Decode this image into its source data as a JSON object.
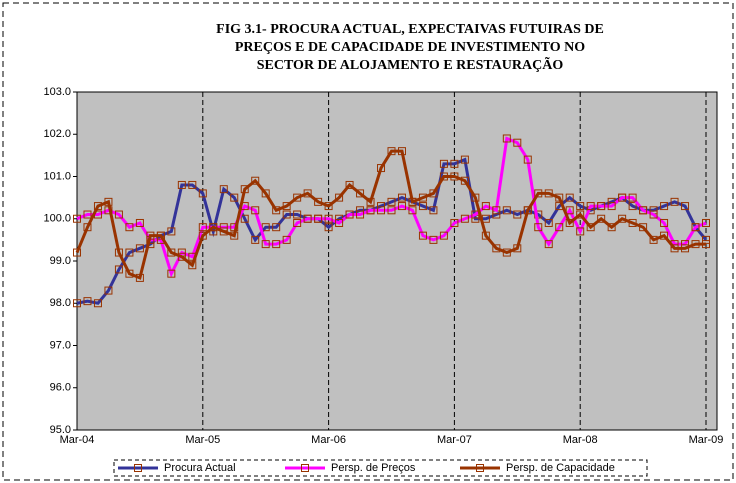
{
  "chart_data": {
    "type": "line",
    "title": [
      "FIG 3.1- PROCURA ACTUAL, EXPECTAIVAS FUTUIRAS DE",
      "PREÇOS E DE  CAPACIDADE DE INVESTIMENTO NO",
      "SECTOR DE ALOJAMENTO E RESTAURAÇÃO"
    ],
    "categories": [
      "Mar-04",
      null,
      null,
      null,
      null,
      null,
      null,
      null,
      null,
      null,
      null,
      null,
      "Mar-05",
      null,
      null,
      null,
      null,
      null,
      null,
      null,
      null,
      null,
      null,
      null,
      "Mar-06",
      null,
      null,
      null,
      null,
      null,
      null,
      null,
      null,
      null,
      null,
      null,
      "Mar-07",
      null,
      null,
      null,
      null,
      null,
      null,
      null,
      null,
      null,
      null,
      null,
      "Mar-08",
      null,
      null,
      null,
      null,
      null,
      null,
      null,
      null,
      null,
      null,
      null,
      "Mar-09"
    ],
    "series": [
      {
        "name": "Procura Actual",
        "color": "#333399",
        "values": [
          98.0,
          98.05,
          98.0,
          98.3,
          98.8,
          99.2,
          99.3,
          99.4,
          99.6,
          99.7,
          100.8,
          100.8,
          100.6,
          99.7,
          100.7,
          100.5,
          100.0,
          99.5,
          99.8,
          99.8,
          100.1,
          100.1,
          100.0,
          100.0,
          99.8,
          100.0,
          100.1,
          100.2,
          100.2,
          100.3,
          100.4,
          100.5,
          100.4,
          100.3,
          100.2,
          101.3,
          101.3,
          101.4,
          100.0,
          100.0,
          100.1,
          100.2,
          100.1,
          100.2,
          100.1,
          99.9,
          100.3,
          100.5,
          100.3,
          100.2,
          100.3,
          100.4,
          100.5,
          100.3,
          100.2,
          100.2,
          100.3,
          100.4,
          100.3,
          99.8,
          99.5
        ]
      },
      {
        "name": "Persp. de Preços",
        "color": "#ff00ff",
        "values": [
          100.0,
          100.1,
          100.1,
          100.2,
          100.1,
          99.8,
          99.9,
          99.5,
          99.5,
          98.7,
          99.2,
          99.1,
          99.8,
          99.8,
          99.8,
          99.8,
          100.3,
          100.2,
          99.4,
          99.4,
          99.5,
          99.9,
          100.0,
          100.0,
          100.0,
          99.9,
          100.1,
          100.1,
          100.2,
          100.2,
          100.2,
          100.3,
          100.2,
          99.6,
          99.5,
          99.6,
          99.9,
          100.0,
          100.1,
          100.3,
          100.2,
          101.9,
          101.8,
          101.4,
          99.8,
          99.4,
          99.8,
          100.2,
          99.7,
          100.3,
          100.3,
          100.3,
          100.5,
          100.5,
          100.2,
          100.1,
          99.9,
          99.4,
          99.4,
          99.8,
          99.9
        ]
      },
      {
        "name": "Persp. de Capacidade",
        "color": "#993300",
        "values": [
          99.2,
          99.8,
          100.3,
          100.4,
          99.2,
          98.7,
          98.6,
          99.6,
          99.6,
          99.2,
          99.1,
          98.9,
          99.6,
          99.8,
          99.7,
          99.6,
          100.7,
          100.9,
          100.6,
          100.2,
          100.3,
          100.5,
          100.6,
          100.4,
          100.3,
          100.5,
          100.8,
          100.6,
          100.4,
          101.2,
          101.6,
          101.6,
          100.4,
          100.5,
          100.6,
          101.0,
          101.0,
          100.9,
          100.5,
          99.6,
          99.3,
          99.2,
          99.3,
          100.2,
          100.6,
          100.6,
          100.5,
          99.9,
          100.1,
          99.8,
          100.0,
          99.8,
          100.0,
          99.9,
          99.8,
          99.5,
          99.6,
          99.3,
          99.3,
          99.4,
          99.4
        ]
      }
    ],
    "ylim": [
      95,
      103
    ],
    "yticks": [
      {
        "value": 95,
        "label": "95.0"
      },
      {
        "value": 96,
        "label": "96.0"
      },
      {
        "value": 97,
        "label": "97.0"
      },
      {
        "value": 98,
        "label": "98.0"
      },
      {
        "value": 99,
        "label": "99.0"
      },
      {
        "value": 100,
        "label": "100.0"
      },
      {
        "value": 101,
        "label": "101.0"
      },
      {
        "value": 102,
        "label": "102.0"
      },
      {
        "value": 103,
        "label": "103.0"
      }
    ],
    "grid": true,
    "legend": "bottom"
  }
}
----
## WRITTEN TASK:
Print the complete listing exactly as it stands, without its pictures.

## COMPLETED TASK:
Decode this image into its source data as a JSON object.
{
  "chart_data": {
    "type": "line",
    "title": [
      "FIG 3.1- PROCURA ACTUAL, EXPECTAIVAS FUTUIRAS DE",
      "PREÇOS E DE  CAPACIDADE DE INVESTIMENTO NO",
      "SECTOR DE ALOJAMENTO E RESTAURAÇÃO"
    ],
    "categories": [
      "Mar-04",
      null,
      null,
      null,
      null,
      null,
      null,
      null,
      null,
      null,
      null,
      null,
      "Mar-05",
      null,
      null,
      null,
      null,
      null,
      null,
      null,
      null,
      null,
      null,
      null,
      "Mar-06",
      null,
      null,
      null,
      null,
      null,
      null,
      null,
      null,
      null,
      null,
      null,
      "Mar-07",
      null,
      null,
      null,
      null,
      null,
      null,
      null,
      null,
      null,
      null,
      null,
      "Mar-08",
      null,
      null,
      null,
      null,
      null,
      null,
      null,
      null,
      null,
      null,
      null,
      "Mar-09"
    ],
    "series": [
      {
        "name": "Procura Actual",
        "color": "#333399",
        "values": [
          98.0,
          98.05,
          98.0,
          98.3,
          98.8,
          99.2,
          99.3,
          99.4,
          99.6,
          99.7,
          100.8,
          100.8,
          100.6,
          99.7,
          100.7,
          100.5,
          100.0,
          99.5,
          99.8,
          99.8,
          100.1,
          100.1,
          100.0,
          100.0,
          99.8,
          100.0,
          100.1,
          100.2,
          100.2,
          100.3,
          100.4,
          100.5,
          100.4,
          100.3,
          100.2,
          101.3,
          101.3,
          101.4,
          100.0,
          100.0,
          100.1,
          100.2,
          100.1,
          100.2,
          100.1,
          99.9,
          100.3,
          100.5,
          100.3,
          100.2,
          100.3,
          100.4,
          100.5,
          100.3,
          100.2,
          100.2,
          100.3,
          100.4,
          100.3,
          99.8,
          99.5
        ]
      },
      {
        "name": "Persp. de Preços",
        "color": "#ff00ff",
        "values": [
          100.0,
          100.1,
          100.1,
          100.2,
          100.1,
          99.8,
          99.9,
          99.5,
          99.5,
          98.7,
          99.2,
          99.1,
          99.8,
          99.8,
          99.8,
          99.8,
          100.3,
          100.2,
          99.4,
          99.4,
          99.5,
          99.9,
          100.0,
          100.0,
          100.0,
          99.9,
          100.1,
          100.1,
          100.2,
          100.2,
          100.2,
          100.3,
          100.2,
          99.6,
          99.5,
          99.6,
          99.9,
          100.0,
          100.1,
          100.3,
          100.2,
          101.9,
          101.8,
          101.4,
          99.8,
          99.4,
          99.8,
          100.2,
          99.7,
          100.3,
          100.3,
          100.3,
          100.5,
          100.5,
          100.2,
          100.1,
          99.9,
          99.4,
          99.4,
          99.8,
          99.9
        ]
      },
      {
        "name": "Persp. de Capacidade",
        "color": "#993300",
        "values": [
          99.2,
          99.8,
          100.3,
          100.4,
          99.2,
          98.7,
          98.6,
          99.6,
          99.6,
          99.2,
          99.1,
          98.9,
          99.6,
          99.8,
          99.7,
          99.6,
          100.7,
          100.9,
          100.6,
          100.2,
          100.3,
          100.5,
          100.6,
          100.4,
          100.3,
          100.5,
          100.8,
          100.6,
          100.4,
          101.2,
          101.6,
          101.6,
          100.4,
          100.5,
          100.6,
          101.0,
          101.0,
          100.9,
          100.5,
          99.6,
          99.3,
          99.2,
          99.3,
          100.2,
          100.6,
          100.6,
          100.5,
          99.9,
          100.1,
          99.8,
          100.0,
          99.8,
          100.0,
          99.9,
          99.8,
          99.5,
          99.6,
          99.3,
          99.3,
          99.4,
          99.4
        ]
      }
    ],
    "ylim": [
      95,
      103
    ],
    "yticks": [
      {
        "value": 95,
        "label": "95.0"
      },
      {
        "value": 96,
        "label": "96.0"
      },
      {
        "value": 97,
        "label": "97.0"
      },
      {
        "value": 98,
        "label": "98.0"
      },
      {
        "value": 99,
        "label": "99.0"
      },
      {
        "value": 100,
        "label": "100.0"
      },
      {
        "value": 101,
        "label": "101.0"
      },
      {
        "value": 102,
        "label": "102.0"
      },
      {
        "value": 103,
        "label": "103.0"
      }
    ],
    "grid": true,
    "legend": "bottom"
  }
}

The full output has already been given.